**What is needed:** Extract every line that contains the word "Findings".

■ ■ ■ ■

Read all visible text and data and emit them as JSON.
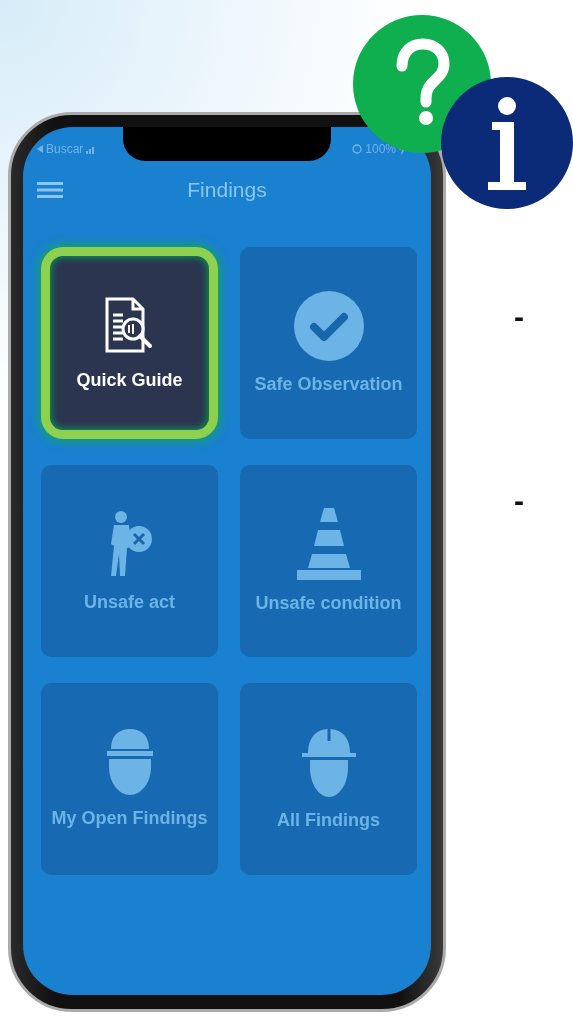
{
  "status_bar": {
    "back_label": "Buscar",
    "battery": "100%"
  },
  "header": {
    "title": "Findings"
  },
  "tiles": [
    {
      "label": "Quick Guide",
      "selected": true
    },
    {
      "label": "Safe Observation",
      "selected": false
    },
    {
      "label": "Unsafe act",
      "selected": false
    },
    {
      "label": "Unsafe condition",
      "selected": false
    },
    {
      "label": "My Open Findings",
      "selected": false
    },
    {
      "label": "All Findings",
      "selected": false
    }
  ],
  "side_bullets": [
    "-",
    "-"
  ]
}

■ ■ ■ ■

**Written solution:**
    "title": "Findings"
      "label": "My Open Findings",
      "label": "All Findings",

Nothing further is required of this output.